STATED TASK:
Below are some records. Count the lines with "Stress" in them and give nothing but the total.

Dataset entries:
§ §

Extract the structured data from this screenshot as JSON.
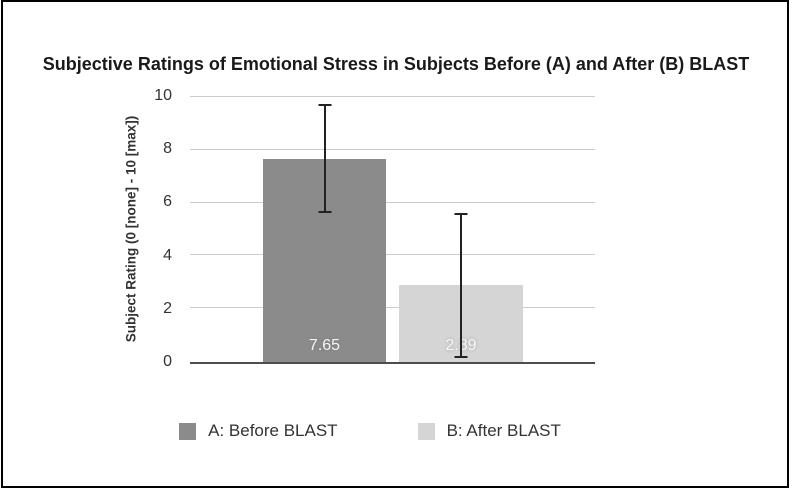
{
  "frame": {
    "border_color": "#000000",
    "background": "#ffffff"
  },
  "chart_data": {
    "type": "bar",
    "title": "Subjective Ratings of Emotional Stress in Subjects Before (A) and After (B) BLAST",
    "xlabel": "",
    "ylabel": "Subject Rating (0 [none] - 10 [max])",
    "ylim": [
      0,
      10
    ],
    "yticks": [
      0,
      2,
      4,
      6,
      8,
      10
    ],
    "grid": true,
    "legend_position": "bottom",
    "error_bars": true,
    "series": [
      {
        "name": "A: Before BLAST",
        "value": 7.65,
        "data_label": "7.65",
        "error_low": 5.6,
        "error_high": 9.7,
        "bar_color": "#8b8b8b"
      },
      {
        "name": "B: After BLAST",
        "value": 2.89,
        "data_label": "2.89",
        "error_low": 0.15,
        "error_high": 5.6,
        "bar_color": "#d5d5d5"
      }
    ],
    "colors": {
      "gridline": "#cccccc",
      "axis_line": "#4d4d4d",
      "error_bar": "#222222",
      "data_label": "#f5f5f5",
      "tick_label": "#333333",
      "title": "#1a1a1a",
      "legend_label": "#333333"
    }
  }
}
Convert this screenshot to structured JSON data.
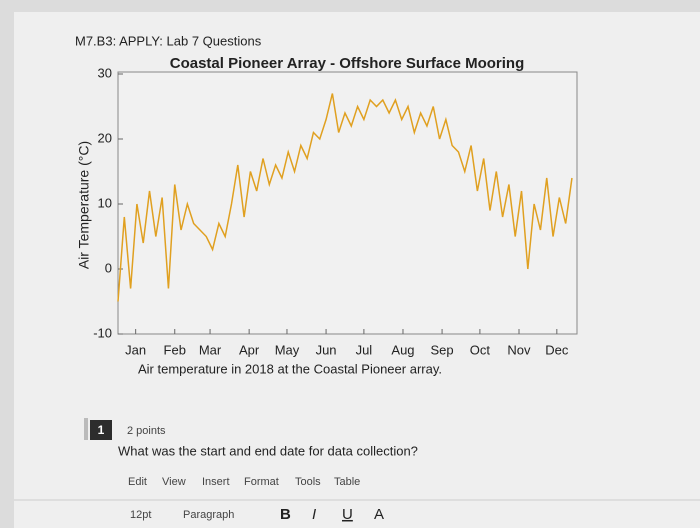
{
  "header": {
    "title": "M7.B3: APPLY: Lab 7 Questions"
  },
  "chart_data": {
    "type": "line",
    "title": "Coastal Pioneer Array - Offshore Surface Mooring",
    "y_label": "Air Temperature (°C)",
    "caption": "Air temperature in 2018 at the Coastal Pioneer array.",
    "x": [
      1,
      6,
      11,
      16,
      21,
      26,
      31,
      36,
      41,
      46,
      51,
      56,
      61,
      66,
      71,
      76,
      81,
      86,
      91,
      96,
      101,
      106,
      111,
      116,
      121,
      126,
      131,
      136,
      141,
      146,
      151,
      156,
      161,
      166,
      171,
      176,
      181,
      186,
      191,
      196,
      201,
      206,
      211,
      216,
      221,
      226,
      231,
      236,
      241,
      246,
      251,
      256,
      261,
      266,
      271,
      276,
      281,
      286,
      291,
      296,
      301,
      306,
      311,
      316,
      321,
      326,
      331,
      336,
      341,
      346,
      351,
      356,
      361
    ],
    "series": [
      {
        "name": "Air temperature",
        "color": "#e0a020",
        "values": [
          -5,
          8,
          -3,
          10,
          4,
          12,
          5,
          11,
          -3,
          13,
          6,
          10,
          7,
          6,
          5,
          3,
          7,
          5,
          10,
          16,
          8,
          15,
          12,
          17,
          13,
          16,
          14,
          18,
          15,
          19,
          17,
          21,
          20,
          23,
          27,
          21,
          24,
          22,
          25,
          23,
          26,
          25,
          26,
          24,
          26,
          23,
          25,
          21,
          24,
          22,
          25,
          20,
          23,
          19,
          18,
          15,
          19,
          12,
          17,
          9,
          15,
          8,
          13,
          5,
          12,
          0,
          10,
          6,
          14,
          5,
          11,
          7,
          14
        ]
      }
    ],
    "xlim": [
      1,
      365
    ],
    "xticks": [
      {
        "value": 15,
        "label": "Jan"
      },
      {
        "value": 46,
        "label": "Feb"
      },
      {
        "value": 74,
        "label": "Mar"
      },
      {
        "value": 105,
        "label": "Apr"
      },
      {
        "value": 135,
        "label": "May"
      },
      {
        "value": 166,
        "label": "Jun"
      },
      {
        "value": 196,
        "label": "Jul"
      },
      {
        "value": 227,
        "label": "Aug"
      },
      {
        "value": 258,
        "label": "Sep"
      },
      {
        "value": 288,
        "label": "Oct"
      },
      {
        "value": 319,
        "label": "Nov"
      },
      {
        "value": 349,
        "label": "Dec"
      }
    ],
    "ylim": [
      -10,
      30
    ],
    "yticks": [
      -10,
      0,
      10,
      20,
      30
    ],
    "grid": false
  },
  "question": {
    "number": "1",
    "points": "2 points",
    "text": "What was the start and end date for data collection?"
  },
  "toolbar": {
    "menu": [
      "Edit",
      "View",
      "Insert",
      "Format",
      "Tools",
      "Table"
    ],
    "font_size": "12pt",
    "block": "Paragraph",
    "format": [
      "B",
      "I",
      "U",
      "A"
    ]
  }
}
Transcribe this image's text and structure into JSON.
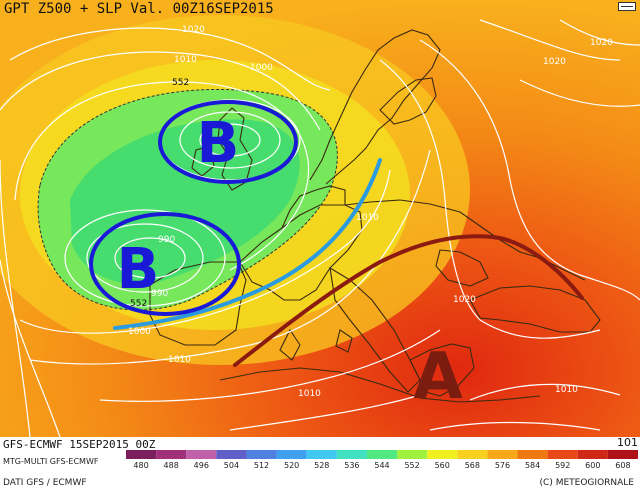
{
  "title": "GPT Z500 + SLP Val. 00Z16SEP2015",
  "model_run": "GFS-ECMWF 15SEP2015 00Z",
  "model_line": "MTG-MULTI GFS-ECMWF",
  "data_credit": "DATI GFS / ECMWF",
  "copyright": "(C) METEOGIORNALE",
  "corner_value": "101",
  "legend_values": [
    "480",
    "488",
    "496",
    "504",
    "512",
    "520",
    "528",
    "536",
    "544",
    "552",
    "560",
    "568",
    "576",
    "584",
    "592",
    "600",
    "608"
  ],
  "legend_colors": [
    "#7b1f5c",
    "#a0307a",
    "#c060a8",
    "#6060c8",
    "#5080e0",
    "#40a0f0",
    "#40c8f0",
    "#40e0c0",
    "#50e880",
    "#a0f040",
    "#f0f020",
    "#f8d020",
    "#f8a818",
    "#f07810",
    "#e84818",
    "#d02818",
    "#b01018"
  ],
  "pressure_labels": [
    "1020",
    "1010",
    "1000",
    "1020",
    "1020",
    "1010",
    "990",
    "990",
    "1010",
    "1020",
    "1000",
    "1010",
    "1010",
    "552",
    "552"
  ],
  "systems": [
    {
      "letter": "B",
      "color": "#1a1ad6"
    },
    {
      "letter": "B",
      "color": "#1a1ad6"
    },
    {
      "letter": "A",
      "color": "#7a1c10"
    }
  ]
}
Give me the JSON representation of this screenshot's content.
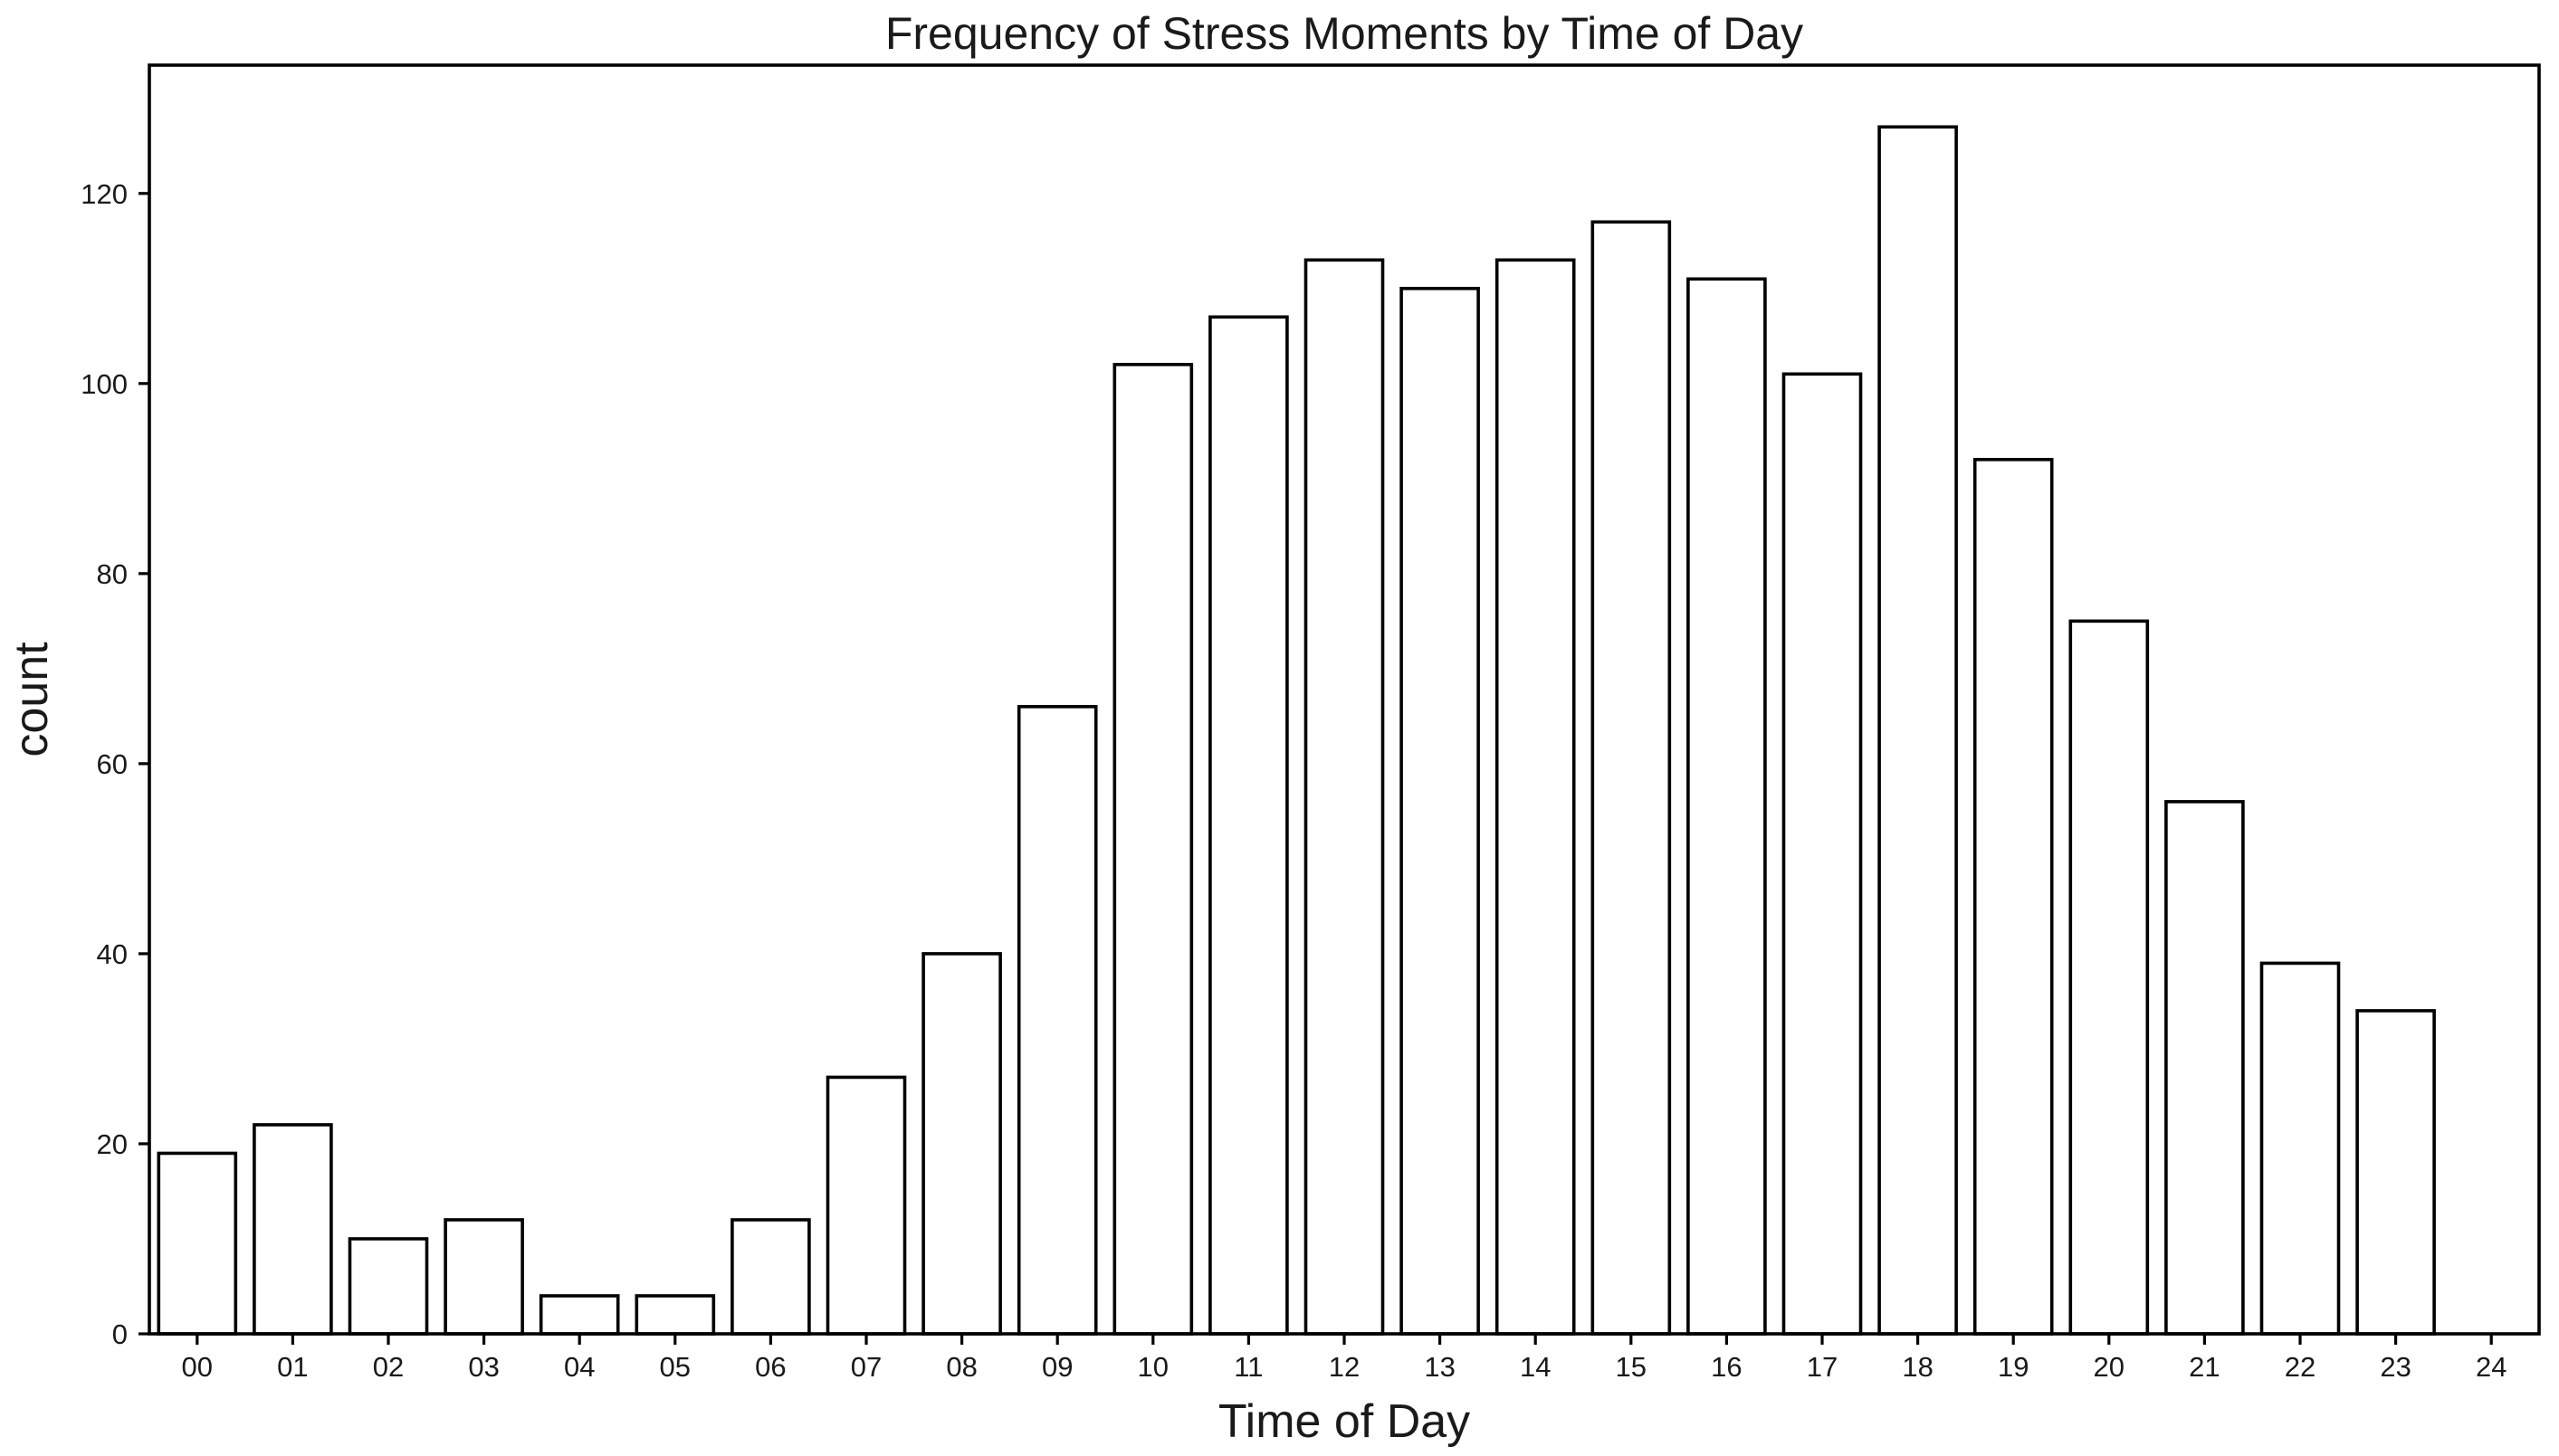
{
  "chart_data": {
    "type": "bar",
    "title": "Frequency of Stress Moments by Time of Day",
    "xlabel": "Time of Day",
    "ylabel": "count",
    "categories": [
      "00",
      "01",
      "02",
      "03",
      "04",
      "05",
      "06",
      "07",
      "08",
      "09",
      "10",
      "11",
      "12",
      "13",
      "14",
      "15",
      "16",
      "17",
      "18",
      "19",
      "20",
      "21",
      "22",
      "23",
      "24"
    ],
    "values": [
      19,
      22,
      10,
      12,
      4,
      4,
      12,
      27,
      40,
      66,
      102,
      107,
      113,
      110,
      113,
      117,
      111,
      101,
      127,
      92,
      75,
      56,
      39,
      34,
      0
    ],
    "y_ticks": [
      0,
      20,
      40,
      60,
      80,
      100,
      120
    ],
    "ylim": [
      0,
      133.5
    ],
    "grid": false,
    "legend": "none",
    "colors": {
      "bar_fill": "#ffffff",
      "bar_edge": "#000000",
      "text": "#1a1a1a",
      "frame": "#000000"
    }
  }
}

§ §

EXPECTED ANSWER:
2